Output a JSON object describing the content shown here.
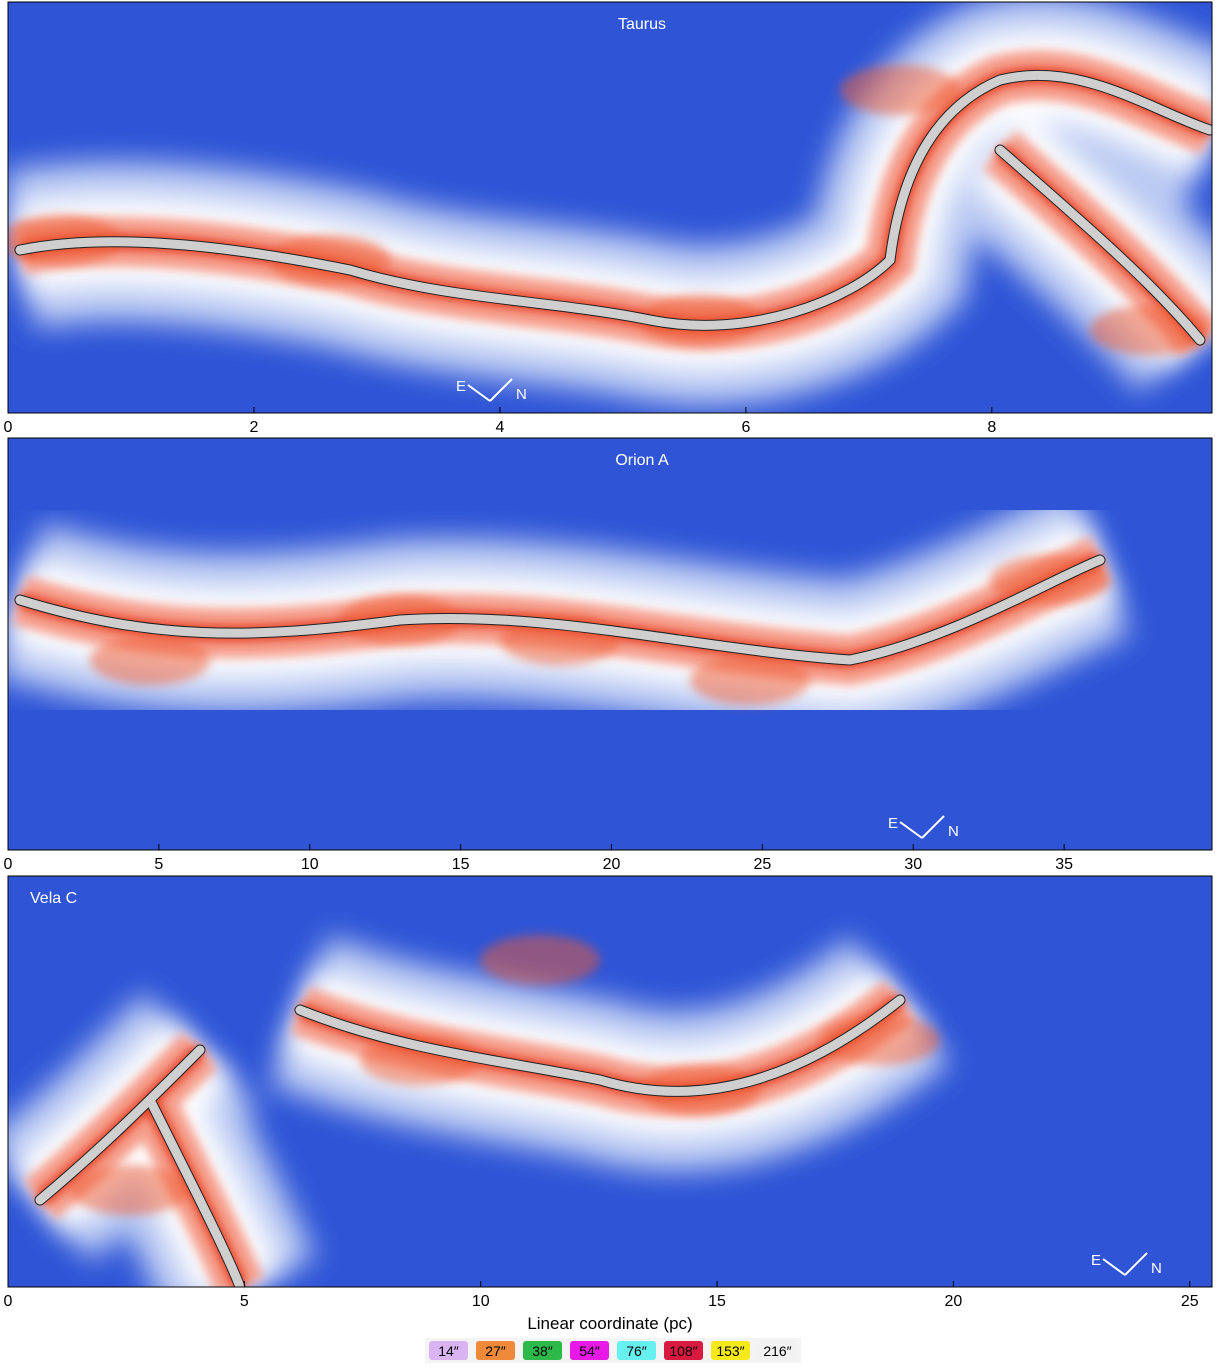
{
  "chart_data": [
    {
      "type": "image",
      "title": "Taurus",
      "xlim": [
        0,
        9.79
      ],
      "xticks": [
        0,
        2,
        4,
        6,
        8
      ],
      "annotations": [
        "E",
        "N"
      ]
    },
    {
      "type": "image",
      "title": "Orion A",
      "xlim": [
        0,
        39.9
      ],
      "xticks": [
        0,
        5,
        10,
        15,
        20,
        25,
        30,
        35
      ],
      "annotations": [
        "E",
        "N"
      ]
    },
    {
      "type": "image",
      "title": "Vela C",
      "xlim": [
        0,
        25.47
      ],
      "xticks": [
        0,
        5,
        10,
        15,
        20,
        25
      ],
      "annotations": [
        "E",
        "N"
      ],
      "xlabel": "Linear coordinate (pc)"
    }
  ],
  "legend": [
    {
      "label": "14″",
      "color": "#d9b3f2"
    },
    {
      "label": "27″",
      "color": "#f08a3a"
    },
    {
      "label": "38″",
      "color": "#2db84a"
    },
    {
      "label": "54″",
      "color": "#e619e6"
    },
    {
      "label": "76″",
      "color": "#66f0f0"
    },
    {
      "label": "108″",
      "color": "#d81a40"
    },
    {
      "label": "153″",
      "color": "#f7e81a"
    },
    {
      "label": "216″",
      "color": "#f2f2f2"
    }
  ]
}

---

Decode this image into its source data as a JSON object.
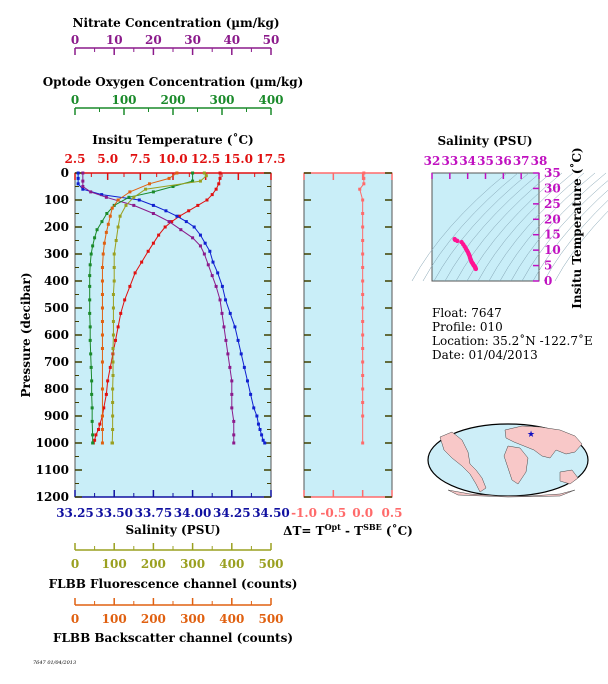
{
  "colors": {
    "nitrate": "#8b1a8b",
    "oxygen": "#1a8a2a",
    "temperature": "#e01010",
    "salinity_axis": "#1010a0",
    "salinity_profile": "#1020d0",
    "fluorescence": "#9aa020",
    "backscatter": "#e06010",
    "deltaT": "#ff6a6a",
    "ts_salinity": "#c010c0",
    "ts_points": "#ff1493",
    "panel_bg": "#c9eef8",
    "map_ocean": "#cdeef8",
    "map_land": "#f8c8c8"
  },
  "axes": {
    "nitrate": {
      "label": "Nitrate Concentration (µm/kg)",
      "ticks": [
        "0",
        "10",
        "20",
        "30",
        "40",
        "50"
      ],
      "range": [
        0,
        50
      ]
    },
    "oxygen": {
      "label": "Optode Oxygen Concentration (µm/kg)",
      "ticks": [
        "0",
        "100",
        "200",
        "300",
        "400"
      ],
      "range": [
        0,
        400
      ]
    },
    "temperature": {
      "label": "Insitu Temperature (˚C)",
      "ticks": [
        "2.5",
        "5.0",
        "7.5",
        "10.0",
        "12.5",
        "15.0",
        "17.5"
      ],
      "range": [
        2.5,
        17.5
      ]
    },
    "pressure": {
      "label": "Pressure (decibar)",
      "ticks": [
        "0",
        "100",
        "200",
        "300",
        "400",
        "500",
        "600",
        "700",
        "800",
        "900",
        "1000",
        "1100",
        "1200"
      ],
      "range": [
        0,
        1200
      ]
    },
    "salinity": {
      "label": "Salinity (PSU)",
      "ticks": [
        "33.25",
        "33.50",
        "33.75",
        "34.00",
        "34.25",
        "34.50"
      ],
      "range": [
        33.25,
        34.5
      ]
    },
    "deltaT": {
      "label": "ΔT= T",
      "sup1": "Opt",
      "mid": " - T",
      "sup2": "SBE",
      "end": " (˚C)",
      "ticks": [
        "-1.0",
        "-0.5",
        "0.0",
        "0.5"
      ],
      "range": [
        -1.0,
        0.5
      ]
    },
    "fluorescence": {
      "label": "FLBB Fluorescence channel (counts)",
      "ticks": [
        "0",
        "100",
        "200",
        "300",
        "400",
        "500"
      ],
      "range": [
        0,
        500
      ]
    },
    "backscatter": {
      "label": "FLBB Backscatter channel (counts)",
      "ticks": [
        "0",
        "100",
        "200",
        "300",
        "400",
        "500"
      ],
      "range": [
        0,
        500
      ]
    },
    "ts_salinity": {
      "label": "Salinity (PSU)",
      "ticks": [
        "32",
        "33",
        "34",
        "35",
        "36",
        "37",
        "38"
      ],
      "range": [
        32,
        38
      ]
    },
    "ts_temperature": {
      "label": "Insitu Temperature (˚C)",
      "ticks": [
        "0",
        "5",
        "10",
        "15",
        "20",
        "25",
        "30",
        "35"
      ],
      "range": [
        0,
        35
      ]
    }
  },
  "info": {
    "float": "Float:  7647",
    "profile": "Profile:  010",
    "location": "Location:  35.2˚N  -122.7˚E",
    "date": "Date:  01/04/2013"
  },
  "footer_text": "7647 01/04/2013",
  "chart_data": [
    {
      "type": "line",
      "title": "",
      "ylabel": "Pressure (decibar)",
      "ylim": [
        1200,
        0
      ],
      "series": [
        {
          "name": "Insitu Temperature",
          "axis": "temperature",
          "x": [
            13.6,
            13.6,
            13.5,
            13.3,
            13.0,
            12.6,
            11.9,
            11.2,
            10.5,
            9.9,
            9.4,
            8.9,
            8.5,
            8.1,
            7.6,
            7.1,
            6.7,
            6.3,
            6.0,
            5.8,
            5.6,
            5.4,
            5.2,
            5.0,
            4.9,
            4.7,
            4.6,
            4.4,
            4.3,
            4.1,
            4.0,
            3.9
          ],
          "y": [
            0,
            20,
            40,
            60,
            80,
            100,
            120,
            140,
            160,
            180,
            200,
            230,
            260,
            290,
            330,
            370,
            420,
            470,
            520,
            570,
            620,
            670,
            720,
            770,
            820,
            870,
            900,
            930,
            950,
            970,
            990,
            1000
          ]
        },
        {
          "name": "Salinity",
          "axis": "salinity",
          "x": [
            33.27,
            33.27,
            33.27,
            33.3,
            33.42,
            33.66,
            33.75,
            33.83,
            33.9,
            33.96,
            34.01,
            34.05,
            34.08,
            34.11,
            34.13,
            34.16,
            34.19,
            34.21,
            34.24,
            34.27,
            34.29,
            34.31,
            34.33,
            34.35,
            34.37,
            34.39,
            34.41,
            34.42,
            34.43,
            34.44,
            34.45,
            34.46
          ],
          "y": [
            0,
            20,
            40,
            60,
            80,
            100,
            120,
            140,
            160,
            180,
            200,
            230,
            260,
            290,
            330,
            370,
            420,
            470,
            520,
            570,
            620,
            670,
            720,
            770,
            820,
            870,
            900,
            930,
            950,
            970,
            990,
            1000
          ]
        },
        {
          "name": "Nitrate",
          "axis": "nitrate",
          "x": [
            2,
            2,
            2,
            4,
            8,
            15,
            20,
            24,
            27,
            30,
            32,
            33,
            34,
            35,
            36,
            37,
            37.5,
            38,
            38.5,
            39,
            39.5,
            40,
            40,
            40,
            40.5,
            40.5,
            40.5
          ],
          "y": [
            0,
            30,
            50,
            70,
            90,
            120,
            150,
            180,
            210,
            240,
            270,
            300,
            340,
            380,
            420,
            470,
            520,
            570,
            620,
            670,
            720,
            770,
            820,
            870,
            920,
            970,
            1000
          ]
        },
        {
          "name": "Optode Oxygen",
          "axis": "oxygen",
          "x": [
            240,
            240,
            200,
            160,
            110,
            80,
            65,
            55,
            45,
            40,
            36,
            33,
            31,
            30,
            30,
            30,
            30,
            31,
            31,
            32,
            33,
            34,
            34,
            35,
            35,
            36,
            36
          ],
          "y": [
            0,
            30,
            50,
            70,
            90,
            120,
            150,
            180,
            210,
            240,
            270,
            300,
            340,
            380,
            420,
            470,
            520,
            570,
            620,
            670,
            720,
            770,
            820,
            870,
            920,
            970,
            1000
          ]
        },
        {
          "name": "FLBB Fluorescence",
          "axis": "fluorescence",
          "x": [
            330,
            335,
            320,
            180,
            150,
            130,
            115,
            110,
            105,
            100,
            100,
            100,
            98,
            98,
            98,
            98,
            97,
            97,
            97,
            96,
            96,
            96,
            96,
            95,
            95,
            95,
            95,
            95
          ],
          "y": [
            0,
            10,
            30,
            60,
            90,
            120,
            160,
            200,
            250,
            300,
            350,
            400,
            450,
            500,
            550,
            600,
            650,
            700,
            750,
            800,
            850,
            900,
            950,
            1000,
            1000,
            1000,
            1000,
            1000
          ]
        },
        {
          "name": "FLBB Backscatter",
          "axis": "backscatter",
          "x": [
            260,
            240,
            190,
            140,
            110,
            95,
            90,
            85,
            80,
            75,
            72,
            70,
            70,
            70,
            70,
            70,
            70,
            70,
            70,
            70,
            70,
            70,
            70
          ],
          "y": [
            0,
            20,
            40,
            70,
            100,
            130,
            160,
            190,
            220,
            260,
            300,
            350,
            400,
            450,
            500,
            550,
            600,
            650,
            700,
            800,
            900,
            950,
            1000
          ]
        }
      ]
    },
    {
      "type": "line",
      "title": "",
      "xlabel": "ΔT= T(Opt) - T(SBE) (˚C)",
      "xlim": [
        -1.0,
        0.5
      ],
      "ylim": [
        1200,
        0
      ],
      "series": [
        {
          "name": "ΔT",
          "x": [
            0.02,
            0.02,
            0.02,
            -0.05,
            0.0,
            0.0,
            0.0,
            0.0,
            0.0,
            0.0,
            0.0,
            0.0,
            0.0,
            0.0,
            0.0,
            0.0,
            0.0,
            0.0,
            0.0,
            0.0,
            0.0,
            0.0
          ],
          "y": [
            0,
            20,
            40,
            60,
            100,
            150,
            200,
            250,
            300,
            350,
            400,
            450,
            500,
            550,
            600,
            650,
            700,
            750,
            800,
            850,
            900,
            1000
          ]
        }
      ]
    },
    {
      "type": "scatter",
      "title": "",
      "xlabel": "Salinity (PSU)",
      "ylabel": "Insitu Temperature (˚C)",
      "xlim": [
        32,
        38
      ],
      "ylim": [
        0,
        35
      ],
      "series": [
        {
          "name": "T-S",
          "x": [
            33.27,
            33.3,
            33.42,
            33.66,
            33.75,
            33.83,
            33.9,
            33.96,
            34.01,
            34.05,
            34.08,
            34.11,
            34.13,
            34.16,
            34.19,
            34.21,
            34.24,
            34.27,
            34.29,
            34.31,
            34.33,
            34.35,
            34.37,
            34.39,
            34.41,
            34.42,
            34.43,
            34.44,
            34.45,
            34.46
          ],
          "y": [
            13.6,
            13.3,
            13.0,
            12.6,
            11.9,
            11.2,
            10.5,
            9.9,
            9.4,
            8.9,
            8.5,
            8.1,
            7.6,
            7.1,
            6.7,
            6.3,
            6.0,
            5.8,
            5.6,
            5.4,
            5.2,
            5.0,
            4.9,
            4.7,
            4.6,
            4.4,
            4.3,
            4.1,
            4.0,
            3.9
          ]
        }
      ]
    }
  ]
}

## WRITTEN TASK
Within the data above, pick out all lines holding the word "Concentration".

## REPLY
      "label": "Nitrate Concentration (µm/kg)",
      "label": "Optode Oxygen Concentration (µm/kg)",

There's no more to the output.